>>>

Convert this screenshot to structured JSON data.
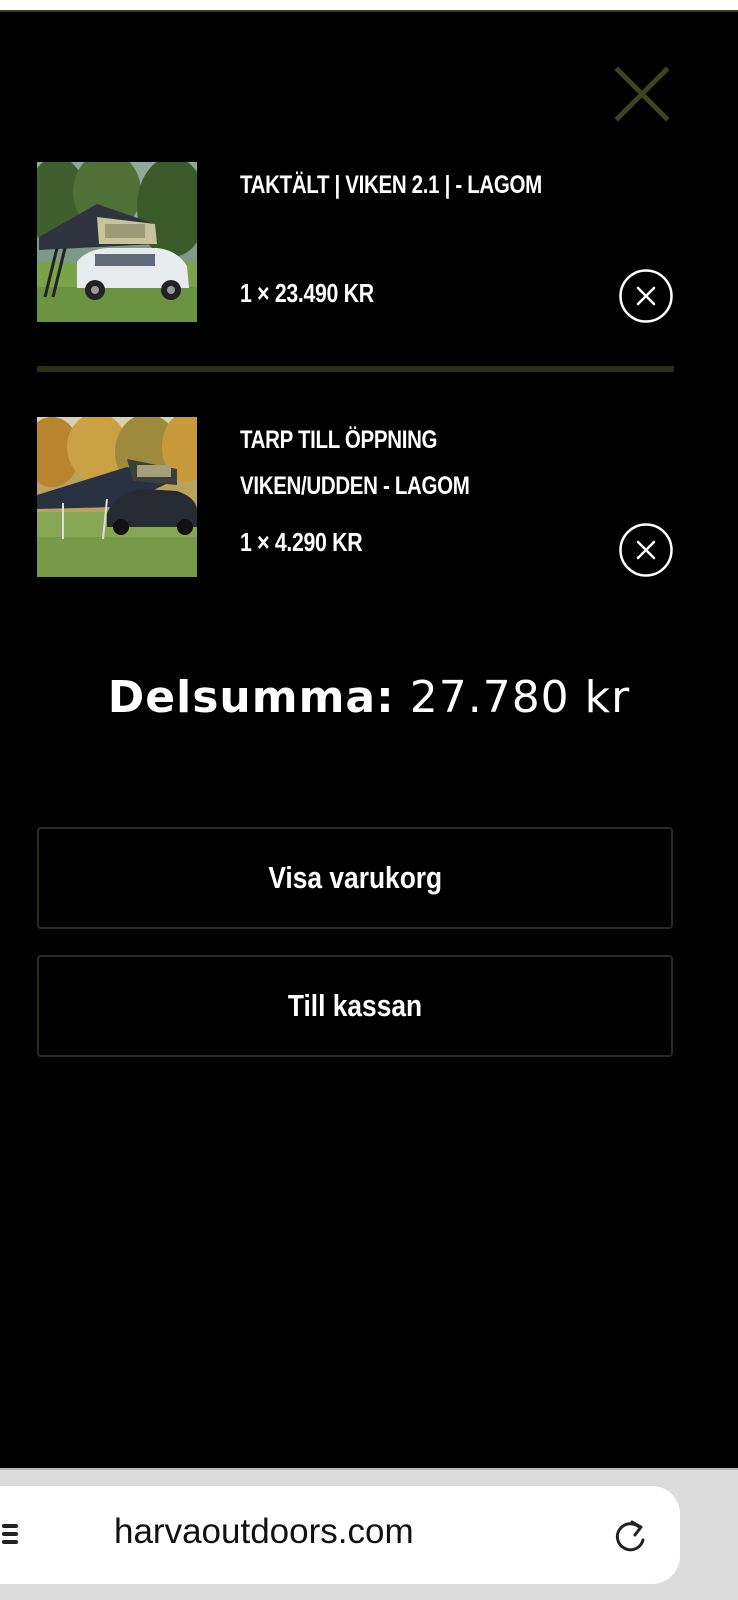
{
  "cart": {
    "items": [
      {
        "title": "TAKTÄLT | VIKEN 2.1 | - LAGOM",
        "quantity_price": "1 × 23.490 KR"
      },
      {
        "title": "TARP TILL ÖPPNING VIKEN/UDDEN - LAGOM",
        "quantity_price": "1 × 4.290 KR"
      }
    ],
    "subtotal_label": "Delsumma:",
    "subtotal_value": "27.780 kr",
    "view_cart_label": "Visa varukorg",
    "checkout_label": "Till kassan"
  },
  "browser": {
    "url": "harvaoutdoors.com"
  },
  "icons": {
    "close": "close-icon",
    "remove": "remove-circle-x-icon",
    "reload": "reload-icon",
    "page_menu": "page-menu-icon"
  },
  "colors": {
    "background": "#000000",
    "accent_olive": "#3a3f1c",
    "close_icon": "#3d4420",
    "browser_bar": "#dcdcdc"
  }
}
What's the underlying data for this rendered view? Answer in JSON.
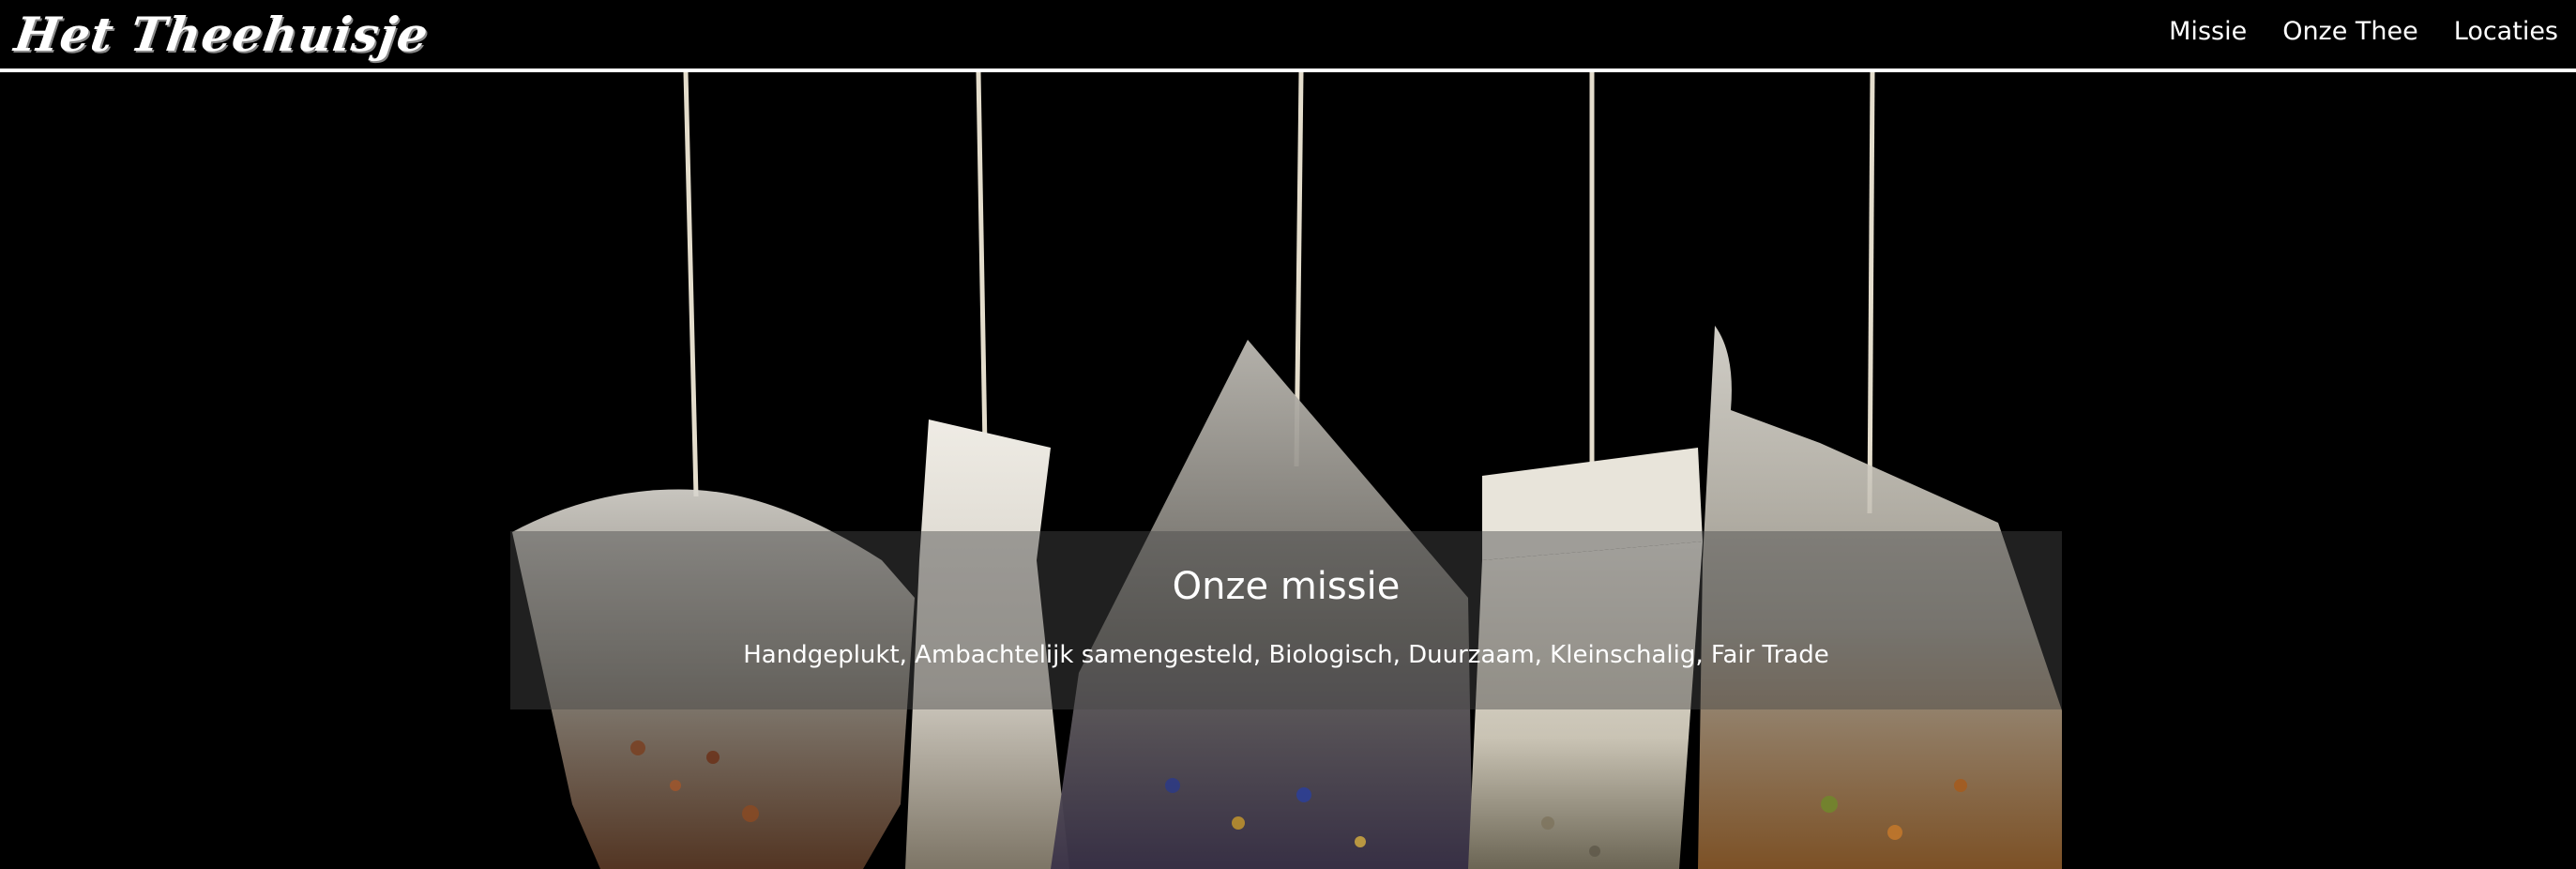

<<<

• [Problem statement] Using the records above, find and show each line with the string "VIKEN".

• [Result of the exercise]
        "title": "TAKTÄLT | VIKEN 2.1 | - LAGOM",
        "title": "TARP TILL ÖPPNING VIKEN/UDDEN - LAGOM",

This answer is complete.